_What the exercise asks_
Please set down all the lines beneath this one exactly, without the pictures.

Extracted data entries
-*-*-

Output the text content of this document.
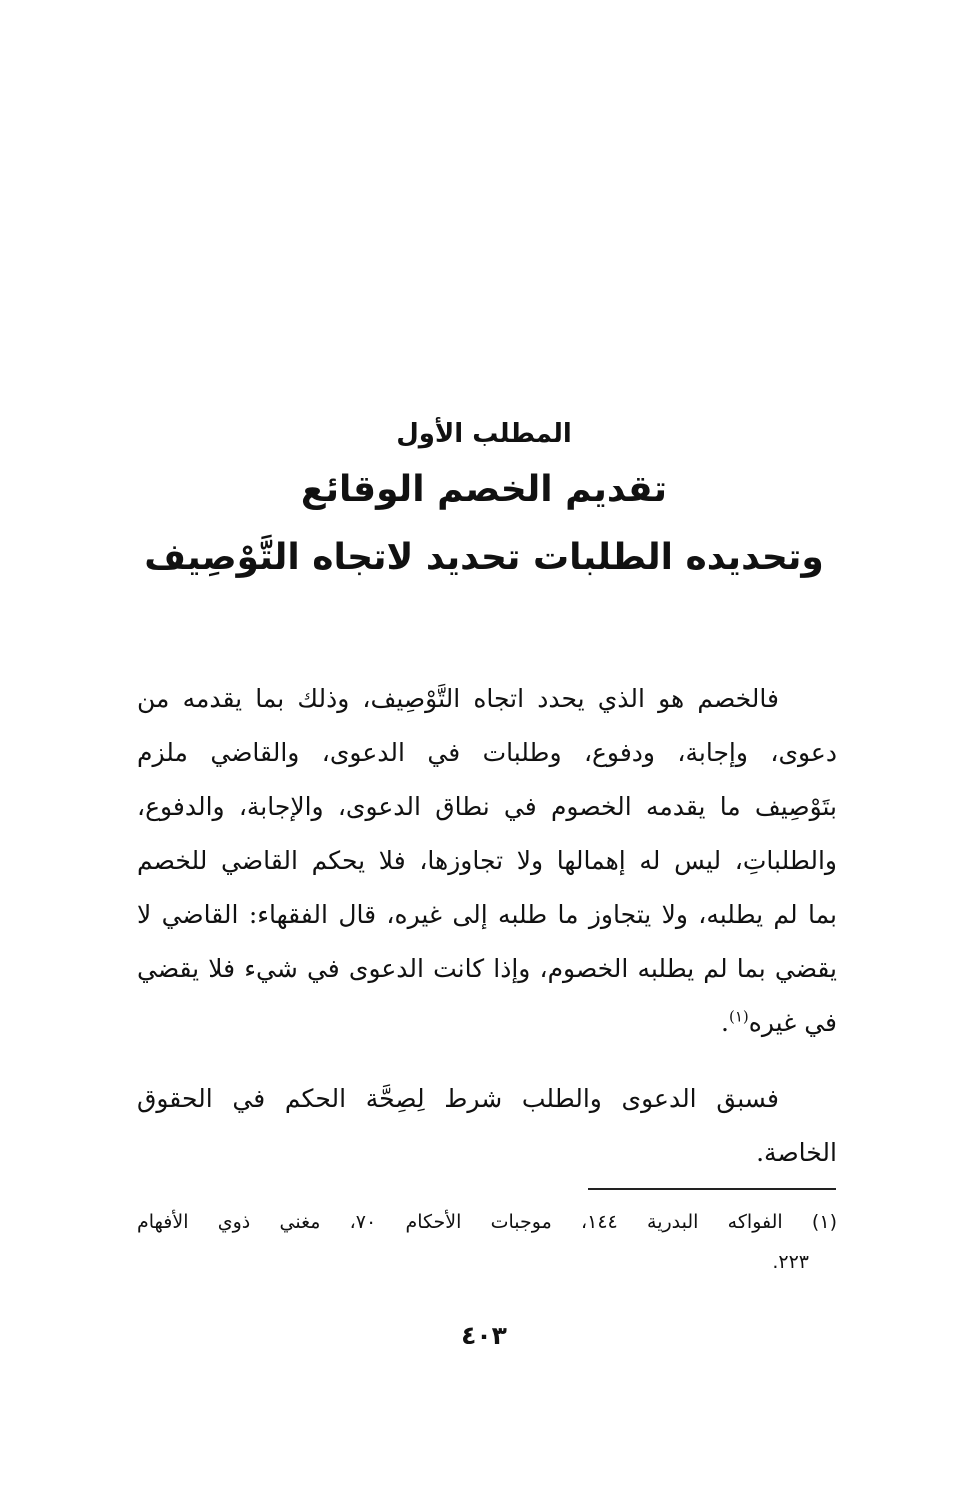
المطلب الأول
تقديم الخصم الوقائع
وتحديده الطلبات تحديد لاتجاه التَّوْصِيف
فالخصم هو الذي يحدد اتجاه التَّوْصِيف، وذلك بما يقدمه من
دعوى، وإجابة، ودفوع، وطلبات في الدعوى، والقاضي ملزم
بتَوْصِيف ما يقدمه الخصوم في نطاق الدعوى، والإجابة، والدفوع،
والطلباتِ، ليس له إهمالها ولا تجاوزها، فلا يحكم القاضي للخصم
بما لم يطلبه، ولا يتجاوز ما طلبه إلى غيره، قال الفقهاء: القاضي لا
يقضي بما لم يطلبه الخصوم، وإذا كانت الدعوى في شيء فلا يقضي
في غيره$^{(١)}$.
فسبق الدعوى والطلب شرط لِصِحَّة الحكم في الحقوق
الخاصة.
(١) الفواكه البدرية ١٤٤، موجبات الأحكام ٧٠، مغني ذوي الأفهام
٢٢٣.
٤٠٣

-*-*-

_Final answer_
Output the text content of this document.
المطلب الأول
تقديم الخصم الوقائع
وتحديده الطلبات تحديد لاتجاه التَّوْصِيف
فالخصم هو الذي يحدد اتجاه التَّوْصِيف، وذلك بما يقدمه من
دعوى، وإجابة، ودفوع، وطلبات في الدعوى، والقاضي ملزم
بتَوْصِيف ما يقدمه الخصوم في نطاق الدعوى، والإجابة، والدفوع،
والطلباتِ، ليس له إهمالها ولا تجاوزها، فلا يحكم القاضي للخصم
بما لم يطلبه، ولا يتجاوز ما طلبه إلى غيره، قال الفقهاء: القاضي لا
يقضي بما لم يطلبه الخصوم، وإذا كانت الدعوى في شيء فلا يقضي
في غيره$^{(١)}$.
فسبق الدعوى والطلب شرط لِصِحَّة الحكم في الحقوق
الخاصة.
(١) الفواكه البدرية ١٤٤، موجبات الأحكام ٧٠، مغني ذوي الأفهام
٢٢٣.
٤٠٣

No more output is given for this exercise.